(Your task) Wherever "ylabel" appears in a line, copy that line.

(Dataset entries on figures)
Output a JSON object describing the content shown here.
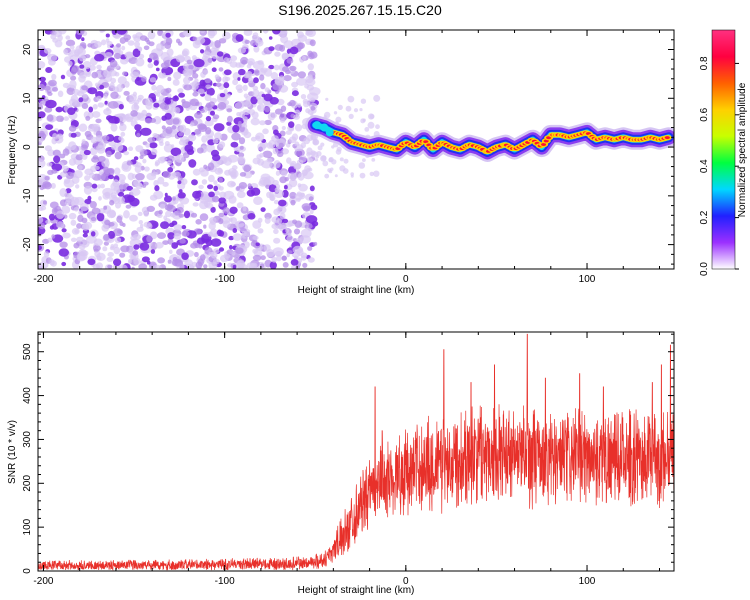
{
  "title": "S196.2025.267.15.15.C20",
  "colors": {
    "snr_line": "#e8302a",
    "dots_light": "#d9c7f4",
    "dots_mid": "#b48ee8",
    "dots_dark": "#7a2be0"
  },
  "chart_data": [
    {
      "type": "heatmap",
      "xlabel": "Height of straight line (km)",
      "ylabel": "Frequency (Hz)",
      "xlim": [
        -203,
        148
      ],
      "ylim": [
        -25,
        24
      ],
      "xticks": [
        -200,
        -100,
        0,
        100
      ],
      "yticks": [
        -20,
        -10,
        0,
        10,
        20
      ],
      "noise_region_x": [
        -203,
        -50
      ],
      "signal_track": {
        "x": [
          -50,
          -45,
          -40,
          -35,
          -30,
          -25,
          -20,
          -15,
          -10,
          -5,
          0,
          5,
          10,
          15,
          20,
          25,
          30,
          35,
          40,
          45,
          50,
          55,
          60,
          65,
          70,
          75,
          80,
          85,
          90,
          95,
          100,
          105,
          110,
          115,
          120,
          125,
          130,
          135,
          140,
          145
        ],
        "freq": [
          4.5,
          4,
          3,
          2.5,
          1,
          0.5,
          0,
          0.5,
          0,
          -0.5,
          1,
          0,
          1.5,
          -0.5,
          1,
          0,
          -0.5,
          0.5,
          0,
          -1,
          0,
          0.5,
          -0.5,
          0.5,
          1.5,
          0,
          2.5,
          2.5,
          2,
          2.5,
          3,
          1.5,
          2,
          1.5,
          2,
          1.5,
          1.5,
          2,
          1.5,
          2
        ]
      },
      "colorbar": {
        "label": "Normalized spectral amplitude",
        "ticks": [
          0.0,
          0.2,
          0.4,
          0.6,
          0.8
        ],
        "tick_labels": [
          "0.0",
          "0.2",
          "0.4",
          "0.6",
          "0.8"
        ],
        "range": [
          0,
          0.93
        ],
        "colormap": [
          "#ffffff",
          "#9b30ff",
          "#2020ff",
          "#00d8ff",
          "#00ff40",
          "#c8ff00",
          "#ffd000",
          "#ff6000",
          "#ff0040",
          "#ff3080"
        ]
      }
    },
    {
      "type": "line",
      "xlabel": "Height of straight line (km)",
      "ylabel": "SNR (10 * v/v)",
      "xlim": [
        -203,
        148
      ],
      "ylim": [
        0,
        545
      ],
      "xticks": [
        -200,
        -100,
        0,
        100
      ],
      "yticks": [
        0,
        100,
        200,
        300,
        400,
        500
      ],
      "series": [
        {
          "x": [
            -203,
            -190,
            -175,
            -160,
            -145,
            -130,
            -115,
            -100,
            -85,
            -70,
            -55,
            -45,
            -40,
            -35,
            -30,
            -25,
            -20,
            -15,
            -10,
            -5,
            0,
            5,
            10,
            15,
            20,
            25,
            30,
            35,
            40,
            45,
            50,
            55,
            60,
            65,
            70,
            75,
            80,
            85,
            90,
            95,
            100,
            105,
            110,
            115,
            120,
            125,
            130,
            135,
            140,
            148
          ],
          "baseline": [
            12,
            13,
            12,
            13,
            14,
            13,
            14,
            15,
            16,
            16,
            18,
            25,
            50,
            80,
            115,
            150,
            175,
            195,
            210,
            220,
            225,
            235,
            240,
            245,
            250,
            255,
            260,
            265,
            270,
            272,
            270,
            268,
            265,
            262,
            260,
            258,
            255,
            255,
            258,
            260,
            262,
            260,
            258,
            255,
            255,
            258,
            260,
            258,
            255,
            260
          ],
          "spread": [
            15,
            16,
            15,
            16,
            16,
            17,
            17,
            18,
            18,
            19,
            20,
            25,
            40,
            60,
            80,
            90,
            100,
            110,
            115,
            120,
            125,
            130,
            140,
            145,
            150,
            150,
            150,
            145,
            150,
            140,
            140,
            135,
            140,
            160,
            150,
            140,
            140,
            135,
            140,
            140,
            135,
            140,
            140,
            135,
            140,
            140,
            135,
            135,
            140,
            140
          ],
          "peaks": [
            [
              -17,
              420
            ],
            [
              -13,
              320
            ],
            [
              21,
              505
            ],
            [
              36,
              430
            ],
            [
              49,
              470
            ],
            [
              67,
              540
            ],
            [
              77,
              440
            ],
            [
              96,
              450
            ],
            [
              109,
              420
            ],
            [
              136,
              430
            ],
            [
              146,
              515
            ],
            [
              141,
              470
            ]
          ]
        }
      ]
    }
  ]
}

(Completed task)
      "ylabel": "Frequency (Hz)",
      "ylabel": "SNR (10 * v/v)",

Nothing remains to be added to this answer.